→ PROBLEM DETAILS
Repeat each entry as written and leave the images out of the copy.

(Collected data)
════

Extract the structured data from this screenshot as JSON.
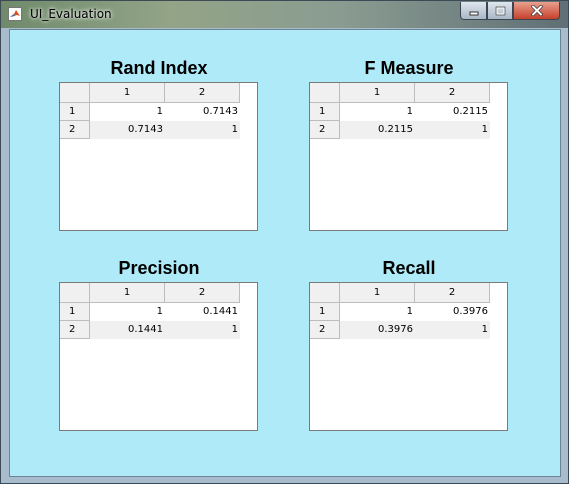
{
  "window": {
    "title": "UI_Evaluation",
    "controls": {
      "minimize_icon": "minimize-icon",
      "maximize_icon": "maximize-icon",
      "close_icon": "close-icon"
    }
  },
  "colors": {
    "client_background": "#aeeaf7",
    "table_header": "#f0f0f0",
    "close_button": "#c5412b"
  },
  "panels": [
    {
      "title": "Rand Index",
      "col_headers": [
        "1",
        "2"
      ],
      "rows": [
        {
          "label": "1",
          "values": [
            "1",
            "0.7143"
          ]
        },
        {
          "label": "2",
          "values": [
            "0.7143",
            "1"
          ]
        }
      ]
    },
    {
      "title": "F Measure",
      "col_headers": [
        "1",
        "2"
      ],
      "rows": [
        {
          "label": "1",
          "values": [
            "1",
            "0.2115"
          ]
        },
        {
          "label": "2",
          "values": [
            "0.2115",
            "1"
          ]
        }
      ]
    },
    {
      "title": "Precision",
      "col_headers": [
        "1",
        "2"
      ],
      "rows": [
        {
          "label": "1",
          "values": [
            "1",
            "0.1441"
          ]
        },
        {
          "label": "2",
          "values": [
            "0.1441",
            "1"
          ]
        }
      ]
    },
    {
      "title": "Recall",
      "col_headers": [
        "1",
        "2"
      ],
      "rows": [
        {
          "label": "1",
          "values": [
            "1",
            "0.3976"
          ]
        },
        {
          "label": "2",
          "values": [
            "0.3976",
            "1"
          ]
        }
      ]
    }
  ]
}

════

→ FINAL RESULT
Extract the structured data from this screenshot as JSON.
{
  "window": {
    "title": "UI_Evaluation",
    "controls": {
      "minimize_icon": "minimize-icon",
      "maximize_icon": "maximize-icon",
      "close_icon": "close-icon"
    }
  },
  "colors": {
    "client_background": "#aeeaf7",
    "table_header": "#f0f0f0",
    "close_button": "#c5412b"
  },
  "panels": [
    {
      "title": "Rand Index",
      "col_headers": [
        "1",
        "2"
      ],
      "rows": [
        {
          "label": "1",
          "values": [
            "1",
            "0.7143"
          ]
        },
        {
          "label": "2",
          "values": [
            "0.7143",
            "1"
          ]
        }
      ]
    },
    {
      "title": "F Measure",
      "col_headers": [
        "1",
        "2"
      ],
      "rows": [
        {
          "label": "1",
          "values": [
            "1",
            "0.2115"
          ]
        },
        {
          "label": "2",
          "values": [
            "0.2115",
            "1"
          ]
        }
      ]
    },
    {
      "title": "Precision",
      "col_headers": [
        "1",
        "2"
      ],
      "rows": [
        {
          "label": "1",
          "values": [
            "1",
            "0.1441"
          ]
        },
        {
          "label": "2",
          "values": [
            "0.1441",
            "1"
          ]
        }
      ]
    },
    {
      "title": "Recall",
      "col_headers": [
        "1",
        "2"
      ],
      "rows": [
        {
          "label": "1",
          "values": [
            "1",
            "0.3976"
          ]
        },
        {
          "label": "2",
          "values": [
            "0.3976",
            "1"
          ]
        }
      ]
    }
  ]
}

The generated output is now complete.